-- START Excerpt provided --

[c-nsp] GEIP+ high CPU

Rodney Dunn rodunn at cisco.com
Tue Dec 21 10:38:56 EST 2004


Some customers wanted it for consistency
in their pop design for the connection to the
core. Some customers wanted it so the
infrastructure was already there and in
place getting ready for an aggregation box
ugprade.

I work on multiple networks where the
GEIP+ fits perfectly to do just that.

It's not perfect for every deployment scenario
for sure.
 
Rodney


On Tue, Dec 21, 2004 at 10:19:32AM -0500, Jon Lewis wrote:
> On Tue, 21 Dec 2004, Jeff Calvert wrote:
> 
> > I have 6 GEIP+ cards in production.  The big difference between the GEIP
> > and GEIP+ is the PCI bus.  The GEIP has a single 33MHz PCI bus
> > connection to the backplane.  The GEIP+ has two 33MHz PCI bus
> > connections to the backplane, one for rx and one for tx.  The 800Mb/sec
> > number is 400Mb/sec rx + 400Mb/sec tx.  Of course this means the real
> > world limit is about 300Mb/sec in whichever direction your traffic is
> > heavy.

-- END Excerpt provided --
-- START Stored data --

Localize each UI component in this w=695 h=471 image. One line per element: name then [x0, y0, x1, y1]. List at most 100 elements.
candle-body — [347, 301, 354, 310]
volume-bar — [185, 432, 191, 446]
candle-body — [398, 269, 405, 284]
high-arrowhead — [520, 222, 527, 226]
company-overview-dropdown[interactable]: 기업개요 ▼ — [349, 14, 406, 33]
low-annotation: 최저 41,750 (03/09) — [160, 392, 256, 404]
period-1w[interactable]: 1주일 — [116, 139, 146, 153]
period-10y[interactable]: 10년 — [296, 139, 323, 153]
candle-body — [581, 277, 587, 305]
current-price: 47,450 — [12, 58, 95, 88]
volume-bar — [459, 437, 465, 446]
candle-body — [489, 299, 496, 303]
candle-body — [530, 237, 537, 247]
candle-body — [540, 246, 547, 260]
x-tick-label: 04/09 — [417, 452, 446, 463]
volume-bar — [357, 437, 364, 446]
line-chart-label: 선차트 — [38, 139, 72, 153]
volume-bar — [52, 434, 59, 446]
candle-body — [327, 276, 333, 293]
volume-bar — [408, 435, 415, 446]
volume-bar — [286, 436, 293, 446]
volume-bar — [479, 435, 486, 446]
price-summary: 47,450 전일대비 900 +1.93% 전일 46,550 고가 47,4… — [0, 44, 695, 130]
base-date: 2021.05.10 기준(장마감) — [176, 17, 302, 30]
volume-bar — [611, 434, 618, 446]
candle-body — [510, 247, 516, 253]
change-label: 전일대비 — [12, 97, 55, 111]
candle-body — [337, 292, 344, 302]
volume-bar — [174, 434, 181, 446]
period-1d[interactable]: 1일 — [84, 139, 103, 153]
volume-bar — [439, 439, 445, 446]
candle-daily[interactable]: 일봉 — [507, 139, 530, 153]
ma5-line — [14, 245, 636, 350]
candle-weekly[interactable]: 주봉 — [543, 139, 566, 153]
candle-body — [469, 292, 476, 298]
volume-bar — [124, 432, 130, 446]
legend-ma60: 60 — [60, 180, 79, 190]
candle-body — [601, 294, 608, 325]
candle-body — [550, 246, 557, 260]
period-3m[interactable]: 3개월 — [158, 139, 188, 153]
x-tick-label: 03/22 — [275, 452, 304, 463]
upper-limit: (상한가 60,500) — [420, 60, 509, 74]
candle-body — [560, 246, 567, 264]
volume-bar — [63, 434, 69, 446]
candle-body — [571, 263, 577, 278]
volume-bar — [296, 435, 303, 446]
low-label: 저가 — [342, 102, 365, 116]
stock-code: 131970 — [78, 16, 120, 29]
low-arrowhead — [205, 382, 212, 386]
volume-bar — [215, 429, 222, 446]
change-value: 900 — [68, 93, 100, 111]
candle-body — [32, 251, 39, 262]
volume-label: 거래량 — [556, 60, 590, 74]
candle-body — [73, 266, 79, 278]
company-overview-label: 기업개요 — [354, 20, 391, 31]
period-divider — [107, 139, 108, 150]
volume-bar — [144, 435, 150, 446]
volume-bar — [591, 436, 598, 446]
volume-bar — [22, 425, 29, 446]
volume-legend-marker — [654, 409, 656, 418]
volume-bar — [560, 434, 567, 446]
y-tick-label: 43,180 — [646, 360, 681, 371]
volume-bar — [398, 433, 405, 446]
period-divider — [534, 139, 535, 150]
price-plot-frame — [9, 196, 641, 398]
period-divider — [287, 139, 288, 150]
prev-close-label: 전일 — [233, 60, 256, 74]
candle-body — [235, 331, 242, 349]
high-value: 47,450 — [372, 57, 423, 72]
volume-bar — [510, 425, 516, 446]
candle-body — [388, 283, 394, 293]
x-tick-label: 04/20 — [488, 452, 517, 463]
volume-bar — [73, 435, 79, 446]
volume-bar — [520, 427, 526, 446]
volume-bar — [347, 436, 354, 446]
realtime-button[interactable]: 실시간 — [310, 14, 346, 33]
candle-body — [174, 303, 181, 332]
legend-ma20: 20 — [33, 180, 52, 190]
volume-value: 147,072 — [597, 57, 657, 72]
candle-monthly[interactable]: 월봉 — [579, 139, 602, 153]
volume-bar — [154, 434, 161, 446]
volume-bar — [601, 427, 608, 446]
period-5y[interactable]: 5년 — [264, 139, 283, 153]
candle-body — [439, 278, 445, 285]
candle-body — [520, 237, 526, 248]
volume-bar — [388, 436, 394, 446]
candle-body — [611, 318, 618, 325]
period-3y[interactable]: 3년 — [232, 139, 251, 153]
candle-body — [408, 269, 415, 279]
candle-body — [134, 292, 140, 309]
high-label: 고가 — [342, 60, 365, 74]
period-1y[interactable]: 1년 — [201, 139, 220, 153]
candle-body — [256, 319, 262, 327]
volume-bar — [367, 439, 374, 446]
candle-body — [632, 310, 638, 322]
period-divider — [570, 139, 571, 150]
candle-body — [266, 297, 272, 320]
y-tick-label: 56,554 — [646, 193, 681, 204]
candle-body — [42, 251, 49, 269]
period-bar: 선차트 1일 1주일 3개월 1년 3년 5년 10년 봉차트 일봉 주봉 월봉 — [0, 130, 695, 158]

-- END Stored data --

Exercise details>
Answer these questions from the mailing list post about GEIP+ high CPU:
1. How many GEIP+ cards does Jeff Calvert say he has in production?
2. How many 33MHz PCI bus connections to the backplane does the GEIP+ have?
3. What does Rodney Dunn say the GEIP+ is not perfect for?

Expected output>
1. Six.
2. Two, one for rx and one for tx.
3. Every deployment scenario.